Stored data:
%%
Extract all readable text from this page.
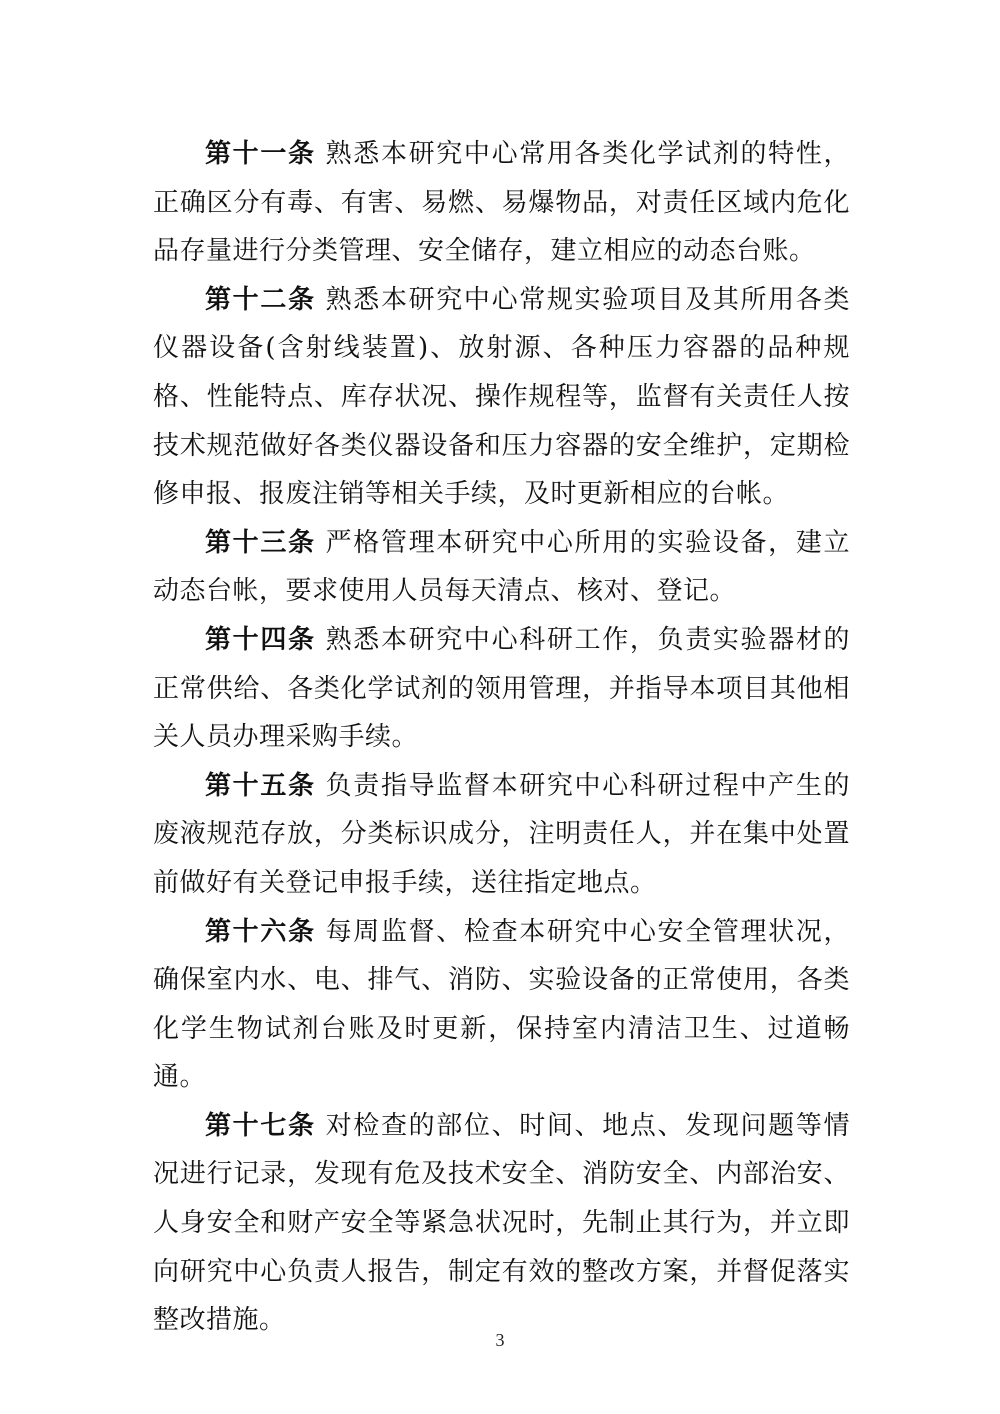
第十一条 熟悉本研究中心常用各类化学试剂的特性，正确区分有毒、有害、易燃、易爆物品，对责任区域内危化品存量进行分类管理、安全储存，建立相应的动态台账。

第十二条 熟悉本研究中心常规实验项目及其所用各类仪器设备(含射线装置)、放射源、各种压力容器的品种规格、性能特点、库存状况、操作规程等，监督有关责任人按技术规范做好各类仪器设备和压力容器的安全维护，定期检修申报、报废注销等相关手续，及时更新相应的台帐。

第十三条 严格管理本研究中心所用的实验设备，建立动态台帐，要求使用人员每天清点、核对、登记。

第十四条 熟悉本研究中心科研工作，负责实验器材的正常供给、各类化学试剂的领用管理，并指导本项目其他相关人员办理采购手续。

第十五条 负责指导监督本研究中心科研过程中产生的废液规范存放，分类标识成分，注明责任人，并在集中处置前做好有关登记申报手续，送往指定地点。

第十六条 每周监督、检查本研究中心安全管理状况，确保室内水、电、排气、消防、实验设备的正常使用，各类化学生物试剂台账及时更新，保持室内清洁卫生、过道畅通。

第十七条 对检查的部位、时间、地点、发现问题等情况进行记录，发现有危及技术安全、消防安全、内部治安、人身安全和财产安全等紧急状况时，先制止其行为，并立即向研究中心负责人报告，制定有效的整改方案，并督促落实整改措施。

3
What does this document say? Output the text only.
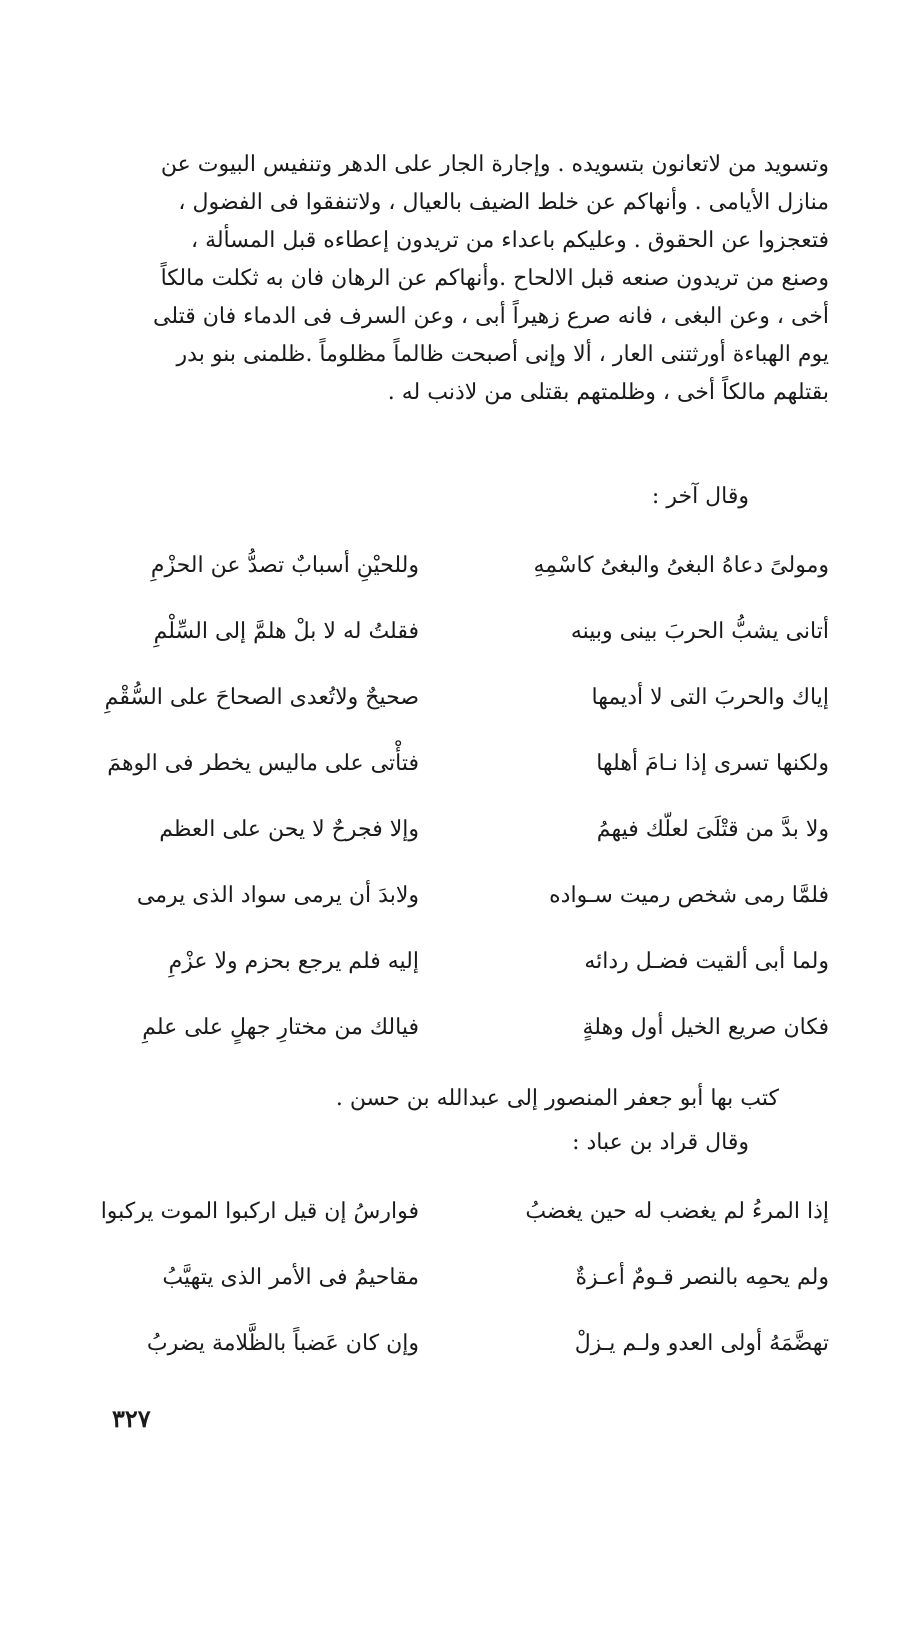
وتسويد من لاتعانون بتسويده . وإجارة الجار على الدهر وتنفيس البيوت عن
منازل الأيامى . وأنهاكم عن خلط الضيف بالعيال ، ولاتنفقوا فى الفضول ،
فتعجزوا عن الحقوق . وعليكم باعداء من تريدون إعطاءه قبل المسألة ،
وصنع من تريدون صنعه قبل الالحاح .وأنهاكم عن الرهان فان به ثكلت مالكاً
أخى ، وعن البغى ، فانه صرع زهيراً أبى ، وعن السرف فى الدماء فان قتلى
يوم الهباءة أورثتنى العار ، ألا وإنى أصبحت ظالماً مظلوماً .ظلمنى بنو بدر
بقتلهم مالكاً أخى ، وظلمتهم بقتلى من لاذنب له .
وقال آخر :
ومولىً دعاهُ البغىُ والبغىُ كاسْمِهِ
وللحيْنِ أسبابٌ تصدُّ عن الحزْمِ
أتانى يشبُّ الحربَ بينى وبينه
فقلتُ له لا بلْ هلمَّ إلى السِّلْمِ
إياك والحربَ التى لا أديمها
صحيحٌ ولاتُعدى الصحاحَ على السُّقْمِ
ولكنها تسرى إذا نـامَ أهلها
فتأْتى على ماليس يخطر فى الوهمَ
ولا بدَّ من قتْلَىَ لعلّك فيهمُ
وإلا فجرحٌ لا يحن على العظم
فلمَّا رمى شخص رميت سـواده
ولابدَ أن يرمى سواد الذى يرمى
ولما أبى ألقيت فضـل ردائه
إليه فلم يرجع بحزم ولا عزْمِ
فكان صريع الخيل أول وهلةٍ
فيالك من مختارِ جهلٍ على علمِ
كتب بها أبو جعفر المنصور إلى عبدالله بن حسن .
وقال قراد بن عباد :
إذا المرءُ لم يغضب له حين يغضبُ
فوارسُ إن قيل اركبوا الموت يركبوا
ولم يحمِه بالنصر قـومٌ أعـزةٌ
مقاحيمُ فى الأمر الذى يتهيَّبُ
تهضَّمَهُ أولى العدو ولـم يـزلْ
وإن كان عَضباً بالظَّلامة يضربُ
٣٢٧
%%
What you have to do.
Print the records word for word and exclude any picture they hold.

Output of the exercise.
Extract all readable text from this page.
第十一条 熟悉本研究中心常用各类化学试剂的特性，正确区分有毒、有害、易燃、易爆物品，对责任区域内危化品存量进行分类管理、安全储存，建立相应的动态台账。

第十二条 熟悉本研究中心常规实验项目及其所用各类仪器设备(含射线装置)、放射源、各种压力容器的品种规格、性能特点、库存状况、操作规程等，监督有关责任人按技术规范做好各类仪器设备和压力容器的安全维护，定期检修申报、报废注销等相关手续，及时更新相应的台帐。

第十三条 严格管理本研究中心所用的实验设备，建立动态台帐，要求使用人员每天清点、核对、登记。

第十四条 熟悉本研究中心科研工作，负责实验器材的正常供给、各类化学试剂的领用管理，并指导本项目其他相关人员办理采购手续。

第十五条 负责指导监督本研究中心科研过程中产生的废液规范存放，分类标识成分，注明责任人，并在集中处置前做好有关登记申报手续，送往指定地点。

第十六条 每周监督、检查本研究中心安全管理状况，确保室内水、电、排气、消防、实验设备的正常使用，各类化学生物试剂台账及时更新，保持室内清洁卫生、过道畅通。

第十七条 对检查的部位、时间、地点、发现问题等情况进行记录，发现有危及技术安全、消防安全、内部治安、人身安全和财产安全等紧急状况时，先制止其行为，并立即向研究中心负责人报告，制定有效的整改方案，并督促落实整改措施。

3
What does this document say? Output the text only.
وتسويد من لاتعانون بتسويده . وإجارة الجار على الدهر وتنفيس البيوت عن
منازل الأيامى . وأنهاكم عن خلط الضيف بالعيال ، ولاتنفقوا فى الفضول ،
فتعجزوا عن الحقوق . وعليكم باعداء من تريدون إعطاءه قبل المسألة ،
وصنع من تريدون صنعه قبل الالحاح .وأنهاكم عن الرهان فان به ثكلت مالكاً
أخى ، وعن البغى ، فانه صرع زهيراً أبى ، وعن السرف فى الدماء فان قتلى
يوم الهباءة أورثتنى العار ، ألا وإنى أصبحت ظالماً مظلوماً .ظلمنى بنو بدر
بقتلهم مالكاً أخى ، وظلمتهم بقتلى من لاذنب له .
وقال آخر :
ومولىً دعاهُ البغىُ والبغىُ كاسْمِهِ
وللحيْنِ أسبابٌ تصدُّ عن الحزْمِ
أتانى يشبُّ الحربَ بينى وبينه
فقلتُ له لا بلْ هلمَّ إلى السِّلْمِ
إياك والحربَ التى لا أديمها
صحيحٌ ولاتُعدى الصحاحَ على السُّقْمِ
ولكنها تسرى إذا نـامَ أهلها
فتأْتى على ماليس يخطر فى الوهمَ
ولا بدَّ من قتْلَىَ لعلّك فيهمُ
وإلا فجرحٌ لا يحن على العظم
فلمَّا رمى شخص رميت سـواده
ولابدَ أن يرمى سواد الذى يرمى
ولما أبى ألقيت فضـل ردائه
إليه فلم يرجع بحزم ولا عزْمِ
فكان صريع الخيل أول وهلةٍ
فيالك من مختارِ جهلٍ على علمِ
كتب بها أبو جعفر المنصور إلى عبدالله بن حسن .
وقال قراد بن عباد :
إذا المرءُ لم يغضب له حين يغضبُ
فوارسُ إن قيل اركبوا الموت يركبوا
ولم يحمِه بالنصر قـومٌ أعـزةٌ
مقاحيمُ فى الأمر الذى يتهيَّبُ
تهضَّمَهُ أولى العدو ولـم يـزلْ
وإن كان عَضباً بالظَّلامة يضربُ
٣٢٧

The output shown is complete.